### TEXT EXCERPT

——————————

Trey Bowman: You’re exactly right. And I think you hit it right there and Ramsey, they’re about to throw us out of this studio. So, I want to give you the last few minutes here, the last minute or so. I want you to plug everything and where everybody can find you, social website, everything right now.
Ramsey Russell: Yeah, thank you all very much for listening. You all can find me getducks.com. Videos, testimonials, hunt details the whole ball of wax like that. But in this day and age social media, we do have a YouTube channel, we got a short film series we call Life’s Short, Get Ducks. Try to put out 4 or 5 episodes a year. We storyline – I mean normally when the world is normal, I spend 225 days a year traveling and I storyline it completely on Instagram @RamseyRussell.Getducks. We do have a podcast airing in the next week, first episode, Duck Season Somewhere. And think of it as fireside chats with duck hunters and conservationists. So, I’m everywhere.

——————————

### PROBLEM DESCRIPTION
Reproduce the interview transcript word for word, beginning at "Trey Bowman: You’re" and continuing through "everything right now.".

### Page layout parsing data
——————————

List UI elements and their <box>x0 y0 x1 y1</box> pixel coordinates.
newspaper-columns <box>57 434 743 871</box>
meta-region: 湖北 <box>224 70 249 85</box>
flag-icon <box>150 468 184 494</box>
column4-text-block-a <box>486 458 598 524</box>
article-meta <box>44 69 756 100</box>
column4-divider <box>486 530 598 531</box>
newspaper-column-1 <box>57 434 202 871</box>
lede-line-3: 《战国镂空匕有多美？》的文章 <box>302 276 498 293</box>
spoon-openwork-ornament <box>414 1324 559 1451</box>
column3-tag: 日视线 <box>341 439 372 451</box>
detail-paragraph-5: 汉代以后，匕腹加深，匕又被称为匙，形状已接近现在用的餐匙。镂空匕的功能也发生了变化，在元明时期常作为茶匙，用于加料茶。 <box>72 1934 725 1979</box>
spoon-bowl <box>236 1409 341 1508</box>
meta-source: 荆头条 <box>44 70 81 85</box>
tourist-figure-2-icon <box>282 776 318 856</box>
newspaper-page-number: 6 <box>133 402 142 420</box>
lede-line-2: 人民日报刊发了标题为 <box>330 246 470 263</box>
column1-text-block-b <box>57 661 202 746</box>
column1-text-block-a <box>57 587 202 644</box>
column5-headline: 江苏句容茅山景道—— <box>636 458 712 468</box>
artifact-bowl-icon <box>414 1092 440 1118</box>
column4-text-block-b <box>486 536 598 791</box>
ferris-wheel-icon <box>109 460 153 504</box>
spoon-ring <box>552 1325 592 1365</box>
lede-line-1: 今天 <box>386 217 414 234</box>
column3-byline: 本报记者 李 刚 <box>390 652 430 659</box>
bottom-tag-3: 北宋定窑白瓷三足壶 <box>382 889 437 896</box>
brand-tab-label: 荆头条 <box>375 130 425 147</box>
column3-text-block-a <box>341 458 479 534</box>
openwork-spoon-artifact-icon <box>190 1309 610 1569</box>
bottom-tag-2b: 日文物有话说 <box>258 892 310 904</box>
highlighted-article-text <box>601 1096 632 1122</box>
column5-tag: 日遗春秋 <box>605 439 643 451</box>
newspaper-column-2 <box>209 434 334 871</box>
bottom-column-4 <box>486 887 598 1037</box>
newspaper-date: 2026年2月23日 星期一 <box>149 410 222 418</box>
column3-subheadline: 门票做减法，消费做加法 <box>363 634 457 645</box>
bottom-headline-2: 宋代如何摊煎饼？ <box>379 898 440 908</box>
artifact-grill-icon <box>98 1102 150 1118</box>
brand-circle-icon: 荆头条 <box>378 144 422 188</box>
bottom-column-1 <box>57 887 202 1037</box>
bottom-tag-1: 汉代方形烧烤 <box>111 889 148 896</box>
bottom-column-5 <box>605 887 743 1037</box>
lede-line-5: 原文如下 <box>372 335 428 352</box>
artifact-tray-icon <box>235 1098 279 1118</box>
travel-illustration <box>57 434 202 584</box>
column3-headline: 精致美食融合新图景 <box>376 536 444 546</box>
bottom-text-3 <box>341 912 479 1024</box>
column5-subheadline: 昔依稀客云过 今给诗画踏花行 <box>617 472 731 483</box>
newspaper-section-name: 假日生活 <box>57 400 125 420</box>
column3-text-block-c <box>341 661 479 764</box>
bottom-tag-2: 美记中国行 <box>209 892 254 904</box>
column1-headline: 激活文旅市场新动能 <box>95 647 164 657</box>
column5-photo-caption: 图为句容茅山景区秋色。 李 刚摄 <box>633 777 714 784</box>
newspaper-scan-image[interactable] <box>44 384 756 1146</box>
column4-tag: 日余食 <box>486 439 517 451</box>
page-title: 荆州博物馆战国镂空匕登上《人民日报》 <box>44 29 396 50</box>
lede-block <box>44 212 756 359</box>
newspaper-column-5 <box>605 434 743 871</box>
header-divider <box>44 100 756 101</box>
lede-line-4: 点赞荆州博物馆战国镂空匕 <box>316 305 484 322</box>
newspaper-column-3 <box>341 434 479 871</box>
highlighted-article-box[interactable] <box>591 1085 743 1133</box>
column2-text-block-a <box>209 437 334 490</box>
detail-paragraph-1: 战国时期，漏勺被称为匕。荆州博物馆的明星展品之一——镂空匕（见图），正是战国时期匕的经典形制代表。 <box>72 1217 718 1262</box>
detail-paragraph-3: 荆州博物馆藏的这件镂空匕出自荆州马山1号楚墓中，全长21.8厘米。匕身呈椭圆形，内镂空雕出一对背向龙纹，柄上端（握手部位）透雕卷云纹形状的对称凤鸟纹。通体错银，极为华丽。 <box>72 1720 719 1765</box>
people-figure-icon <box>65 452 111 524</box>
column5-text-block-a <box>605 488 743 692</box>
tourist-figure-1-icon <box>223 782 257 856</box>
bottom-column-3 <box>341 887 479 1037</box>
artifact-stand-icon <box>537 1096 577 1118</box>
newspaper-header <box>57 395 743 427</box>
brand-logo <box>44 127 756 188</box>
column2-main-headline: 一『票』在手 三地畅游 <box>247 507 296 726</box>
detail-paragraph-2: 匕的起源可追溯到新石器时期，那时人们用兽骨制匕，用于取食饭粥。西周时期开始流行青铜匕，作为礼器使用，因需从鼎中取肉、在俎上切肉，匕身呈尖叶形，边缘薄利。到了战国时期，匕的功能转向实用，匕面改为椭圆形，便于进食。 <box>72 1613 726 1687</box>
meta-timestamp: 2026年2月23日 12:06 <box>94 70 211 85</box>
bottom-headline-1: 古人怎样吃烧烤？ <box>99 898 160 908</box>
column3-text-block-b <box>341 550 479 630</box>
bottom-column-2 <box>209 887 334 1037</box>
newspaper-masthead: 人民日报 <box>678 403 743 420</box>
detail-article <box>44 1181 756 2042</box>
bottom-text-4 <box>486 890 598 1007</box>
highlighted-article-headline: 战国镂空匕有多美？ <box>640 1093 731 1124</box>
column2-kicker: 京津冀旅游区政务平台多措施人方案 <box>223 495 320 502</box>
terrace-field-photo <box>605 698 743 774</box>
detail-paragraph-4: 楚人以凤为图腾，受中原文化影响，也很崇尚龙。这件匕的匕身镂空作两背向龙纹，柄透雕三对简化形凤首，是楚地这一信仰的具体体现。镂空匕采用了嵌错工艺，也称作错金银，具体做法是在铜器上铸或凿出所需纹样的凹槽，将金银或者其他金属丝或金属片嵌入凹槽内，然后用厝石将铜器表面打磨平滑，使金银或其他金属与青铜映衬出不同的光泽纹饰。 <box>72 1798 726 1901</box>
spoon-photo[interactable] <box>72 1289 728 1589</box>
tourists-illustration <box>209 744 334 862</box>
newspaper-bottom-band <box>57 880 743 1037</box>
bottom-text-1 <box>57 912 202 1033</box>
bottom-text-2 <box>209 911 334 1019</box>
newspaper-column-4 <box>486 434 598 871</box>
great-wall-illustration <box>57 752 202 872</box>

——————————

### PROBLEM SOLUTION
Trey Bowman: You’re exactly right. And I think you hit it right there and Ramsey, they’re about to throw us out of this studio. So, I want to give you the last few minutes here, the last minute or so. I want you to plug everything and where everybody can find you, social website, everything right now.